TASK DESCRIPTION: Locate and copy all lines bearing the word "meta".

-- BEGIN LISTED ENTRIES --

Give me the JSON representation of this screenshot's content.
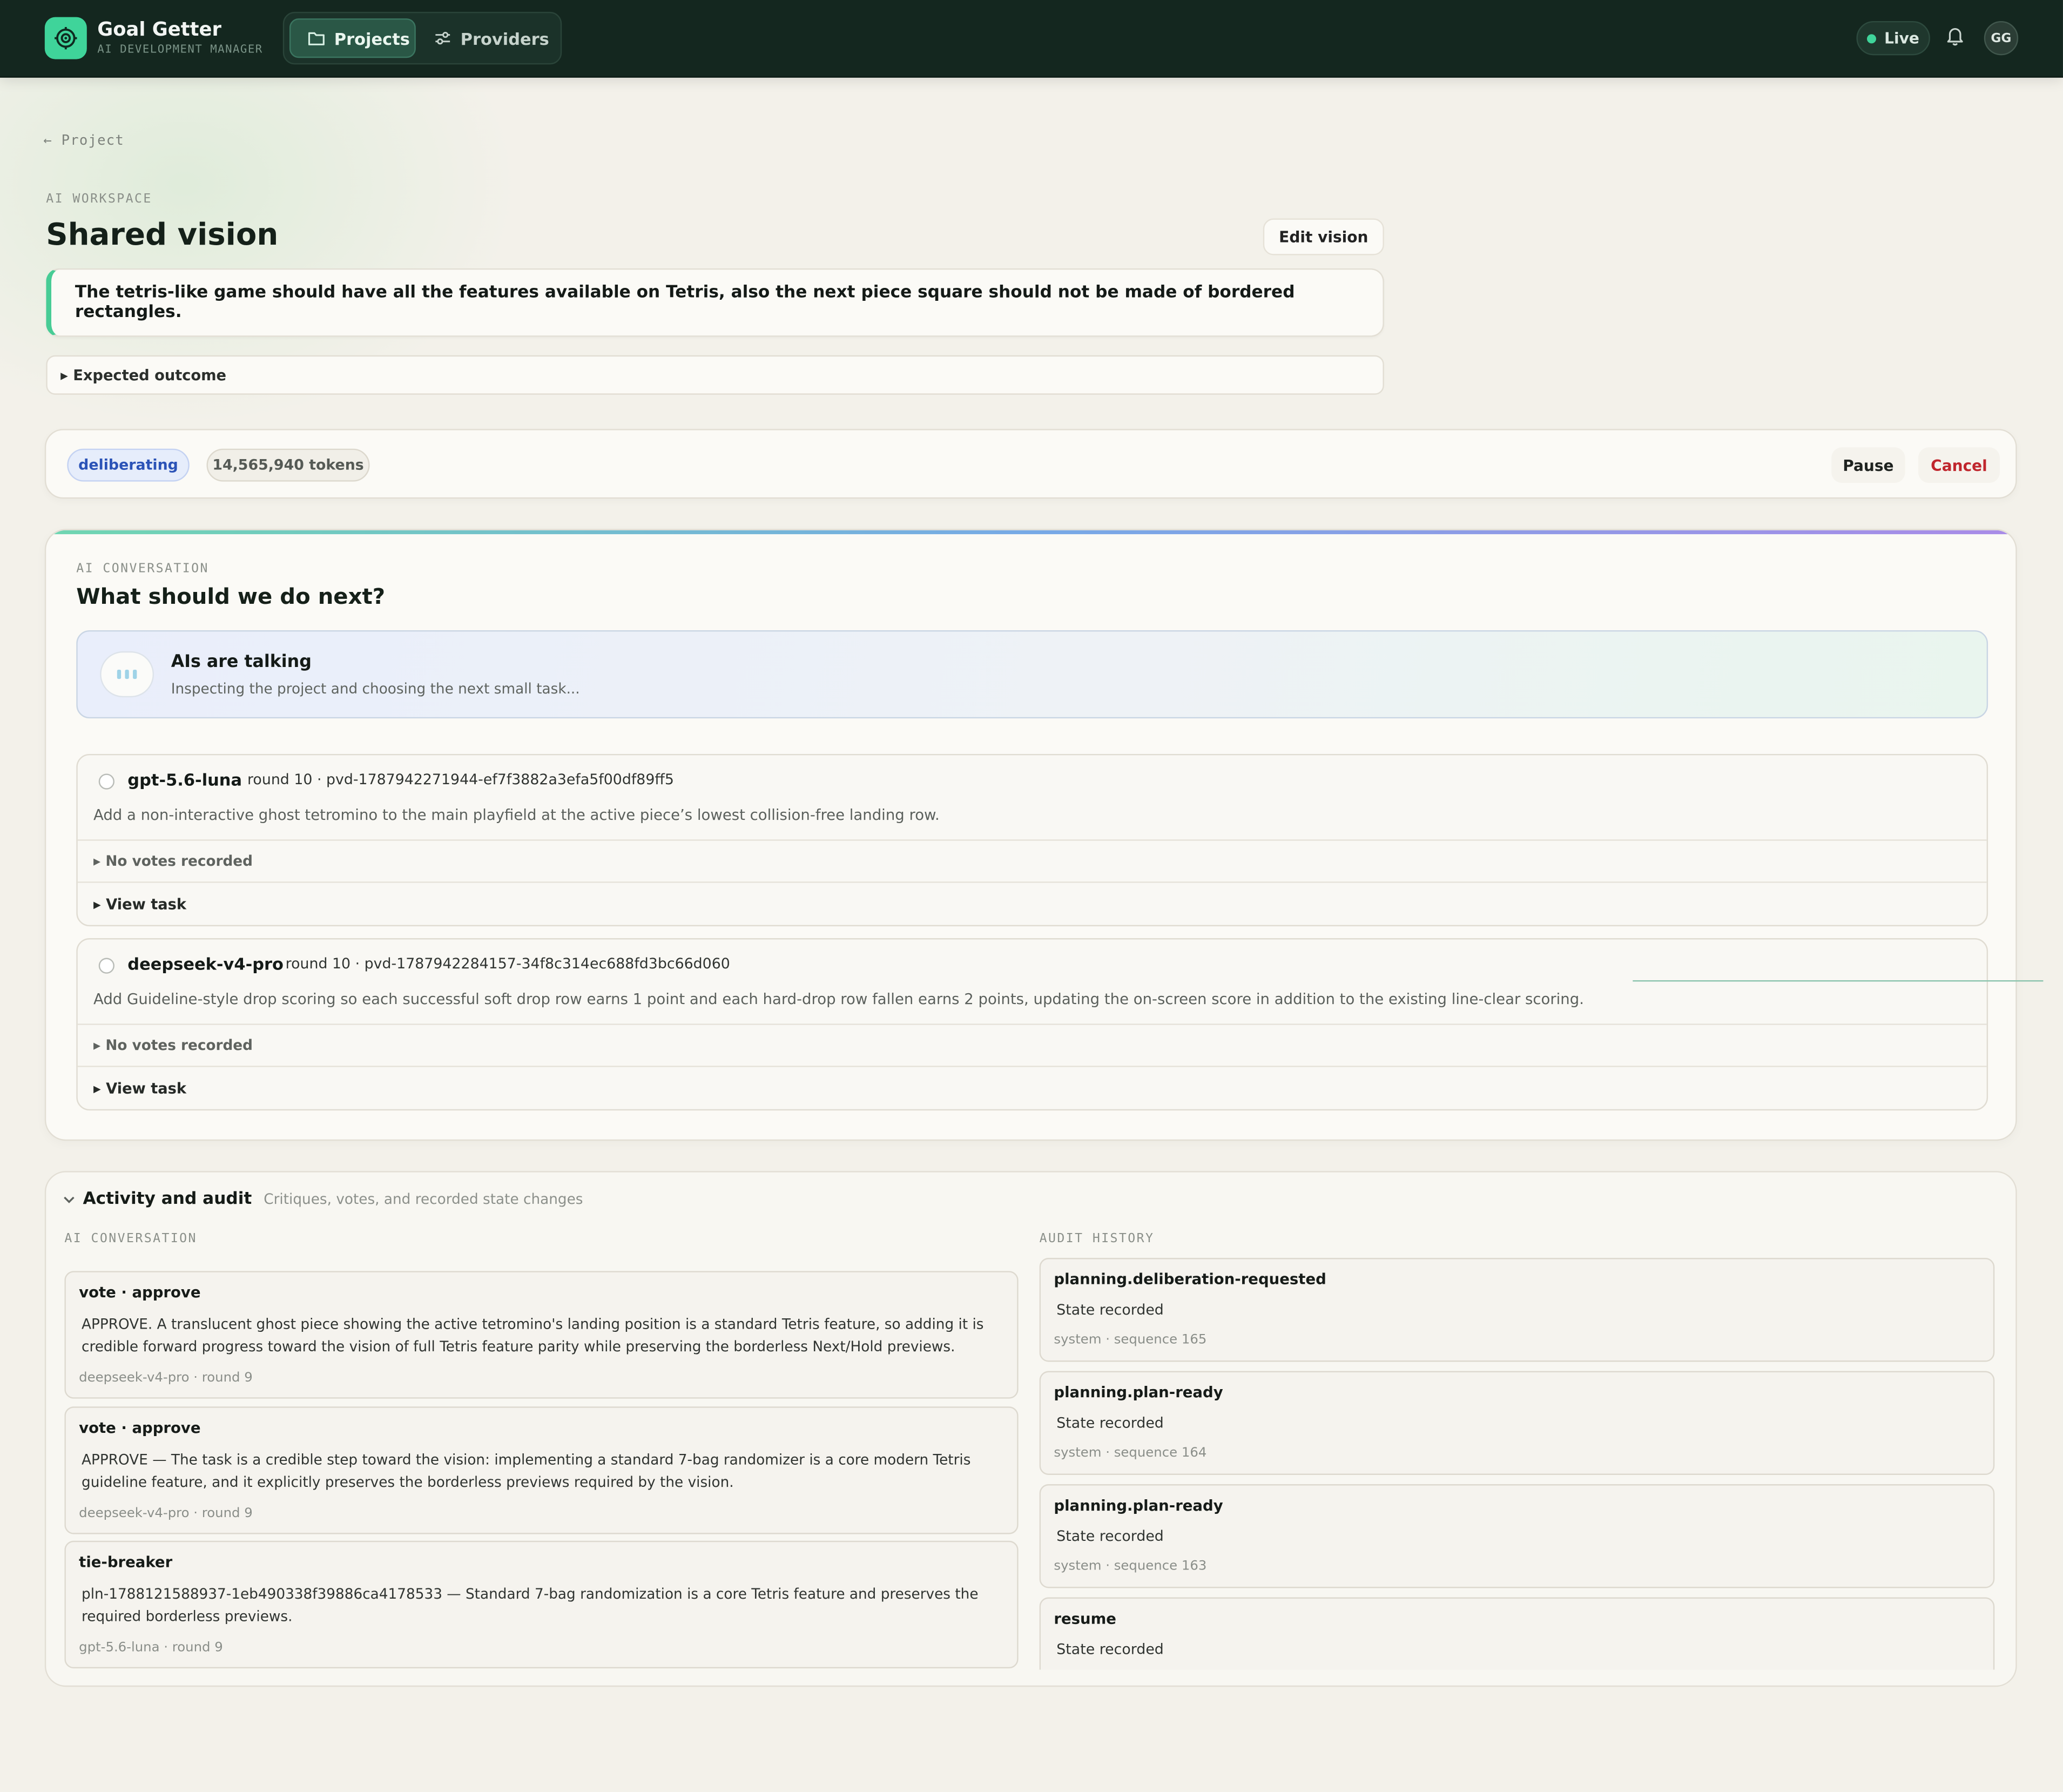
{
  "brand": {
    "name": "Goal Getter",
    "tagline": "AI DEVELOPMENT MANAGER"
  },
  "nav": {
    "projects": "Projects",
    "providers": "Providers"
  },
  "header": {
    "live": "Live",
    "avatar": "GG"
  },
  "breadcrumb": {
    "back": "← Project"
  },
  "vision": {
    "section_label": "AI WORKSPACE",
    "title": "Shared vision",
    "edit_label": "Edit vision",
    "text": "The tetris-like game should have all the features available on Tetris, also the next piece square should not be made of bordered rectangles.",
    "expected_outcome": "▸ Expected outcome"
  },
  "status": {
    "state": "deliberating",
    "tokens": "14,565,940 tokens",
    "pause": "Pause",
    "cancel": "Cancel"
  },
  "conversation": {
    "label": "AI CONVERSATION",
    "title": "What should we do next?",
    "talking_title": "AIs are talking",
    "talking_sub": "Inspecting the project and choosing the next small task...",
    "proposals": [
      {
        "model": "gpt-5.6-luna",
        "meta": "round 10 · pvd-1787942271944-ef7f3882a3efa5f00df89ff5",
        "description": "Add a non-interactive ghost tetromino to the main playfield at the active piece’s lowest collision-free landing row.",
        "votes": "▸ No votes recorded",
        "view": "▸ View task"
      },
      {
        "model": "deepseek-v4-pro",
        "meta": "round 10 · pvd-1787942284157-34f8c314ec688fd3bc66d060",
        "description": "Add Guideline-style drop scoring so each successful soft drop row earns 1 point and each hard-drop row fallen earns 2 points, updating the on-screen score in addition to the existing line-clear scoring.",
        "votes": "▸ No votes recorded",
        "view": "▸ View task"
      }
    ]
  },
  "activity": {
    "title": "Activity and audit",
    "subtitle": "Critiques, votes, and recorded state changes",
    "left_label": "AI CONVERSATION",
    "right_label": "AUDIT HISTORY",
    "conversation": [
      {
        "title": "vote · approve",
        "body": "APPROVE. A translucent ghost piece showing the active tetromino's landing position is a standard Tetris feature, so adding it is credible forward progress toward the vision of full Tetris feature parity while preserving the borderless Next/Hold previews.",
        "meta": "deepseek-v4-pro · round 9"
      },
      {
        "title": "vote · approve",
        "body": "APPROVE — The task is a credible step toward the vision: implementing a standard 7-bag randomizer is a core modern Tetris guideline feature, and it explicitly preserves the borderless previews required by the vision.",
        "meta": "deepseek-v4-pro · round 9"
      },
      {
        "title": "tie-breaker",
        "body": "pln-1788121588937-1eb490338f39886ca4178533 — Standard 7-bag randomization is a core Tetris feature and preserves the required borderless previews.",
        "meta": "gpt-5.6-luna · round 9"
      }
    ],
    "audit": [
      {
        "event": "planning.deliberation-requested",
        "state": "State recorded",
        "meta": "system · sequence 165"
      },
      {
        "event": "planning.plan-ready",
        "state": "State recorded",
        "meta": "system · sequence 164"
      },
      {
        "event": "planning.plan-ready",
        "state": "State recorded",
        "meta": "system · sequence 163"
      },
      {
        "event": "resume",
        "state": "State recorded",
        "meta": ""
      }
    ]
  },
  "icons": {
    "logo": "target-icon",
    "projects": "folder-icon",
    "providers": "sliders-icon",
    "notifications": "bell-icon",
    "collapse": "chevron-down-icon"
  },
  "colors": {
    "topbar": "#14271f",
    "accent": "#3fd49a",
    "deliberating": "#2b53b7",
    "cancel": "#c0262d",
    "background": "#f3f1ea"
  }
}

-- END LISTED ENTRIES --

OUTPUT:
        "meta": "round 10 · pvd-1787942271944-ef7f3882a3efa5f00df89ff5",
        "meta": "round 10 · pvd-1787942284157-34f8c314ec688fd3bc66d060",
        "meta": "deepseek-v4-pro · round 9"
        "meta": "deepseek-v4-pro · round 9"
        "meta": "gpt-5.6-luna · round 9"
        "meta": "system · sequence 165"
        "meta": "system · sequence 164"
        "meta": "system · sequence 163"
        "meta": ""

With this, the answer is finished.